Start Records supplied

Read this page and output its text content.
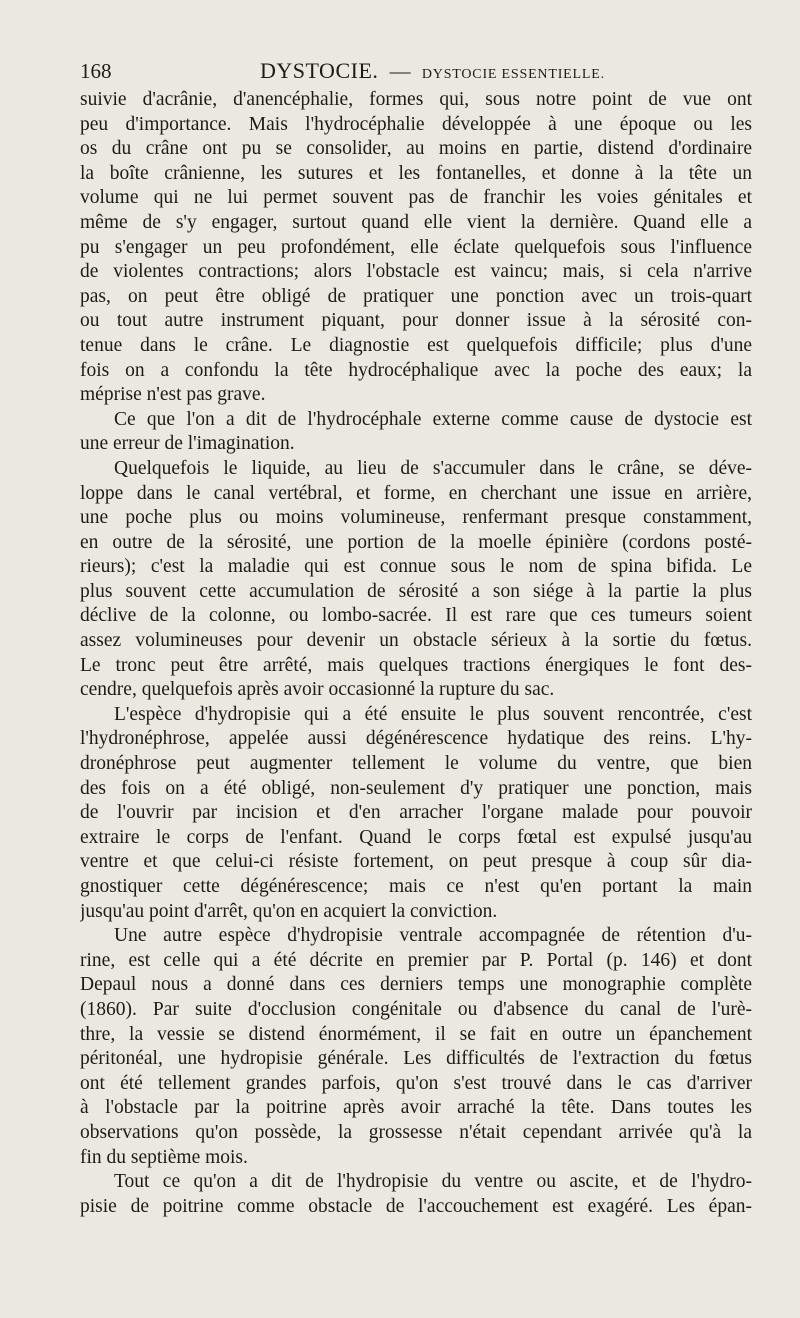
168	DYSTOCIE. — DYSTOCIE ESSENTIELLE.
suivie d'acrânie, d'anencéphalie, formes qui, sous notre point de vue ont
peu d'importance. Mais l'hydrocéphalie développée à une époque ou les
os du crâne ont pu se consolider, au moins en partie, distend d'ordinaire
la boîte crânienne, les sutures et les fontanelles, et donne à la tête un
volume qui ne lui permet souvent pas de franchir les voies génitales et
même de s'y engager, surtout quand elle vient la dernière. Quand elle a
pu s'engager un peu profondément, elle éclate quelquefois sous l'influence
de violentes contractions; alors l'obstacle est vaincu; mais, si cela n'arrive
pas, on peut être obligé de pratiquer une ponction avec un trois-quart
ou tout autre instrument piquant, pour donner issue à la sérosité con-
tenue dans le crâne. Le diagnostie est quelquefois difficile; plus d'une
fois on a confondu la tête hydrocéphalique avec la poche des eaux; la
méprise n'est pas grave.
Ce que l'on a dit de l'hydrocéphale externe comme cause de dystocie est
une erreur de l'imagination.
Quelquefois le liquide, au lieu de s'accumuler dans le crâne, se déve-
loppe dans le canal vertébral, et forme, en cherchant une issue en arrière,
une poche plus ou moins volumineuse, renfermant presque constamment,
en outre de la sérosité, une portion de la moelle épinière (cordons posté-
rieurs); c'est la maladie qui est connue sous le nom de spina bifida. Le
plus souvent cette accumulation de sérosité a son siége à la partie la plus
déclive de la colonne, ou lombo-sacrée. Il est rare que ces tumeurs soient
assez volumineuses pour devenir un obstacle sérieux à la sortie du fœtus.
Le tronc peut être arrêté, mais quelques tractions énergiques le font des-
cendre, quelquefois après avoir occasionné la rupture du sac.
L'espèce d'hydropisie qui a été ensuite le plus souvent rencontrée, c'est
l'hydronéphrose, appelée aussi dégénérescence hydatique des reins. L'hy-
dronéphrose peut augmenter tellement le volume du ventre, que bien
des fois on a été obligé, non-seulement d'y pratiquer une ponction, mais
de l'ouvrir par incision et d'en arracher l'organe malade pour pouvoir
extraire le corps de l'enfant. Quand le corps fœtal est expulsé jusqu'au
ventre et que celui-ci résiste fortement, on peut presque à coup sûr dia-
gnostiquer cette dégénérescence; mais ce n'est qu'en portant la main
jusqu'au point d'arrêt, qu'on en acquiert la conviction.
Une autre espèce d'hydropisie ventrale accompagnée de rétention d'u-
rine, est celle qui a été décrite en premier par P. Portal (p. 146) et dont
Depaul nous a donné dans ces derniers temps une monographie complète
(1860). Par suite d'occlusion congénitale ou d'absence du canal de l'urè-
thre, la vessie se distend énormément, il se fait en outre un épanchement
péritonéal, une hydropisie générale. Les difficultés de l'extraction du fœtus
ont été tellement grandes parfois, qu'on s'est trouvé dans le cas d'arriver
à l'obstacle par la poitrine après avoir arraché la tête. Dans toutes les
observations qu'on possède, la grossesse n'était cependant arrivée qu'à la
fin du septième mois.
Tout ce qu'on a dit de l'hydropisie du ventre ou ascite, et de l'hydro-
pisie de poitrine comme obstacle de l'accouchement est exagéré. Les épan-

End Records supplied

▶ [Short task] Gather, from the listing above, every line carrying the word "point".

▶ [Result of the exercise]
suivie d'acrânie, d'anencéphalie, formes qui, sous notre point de vue ont
jusqu'au point d'arrêt, qu'on en acquiert la conviction.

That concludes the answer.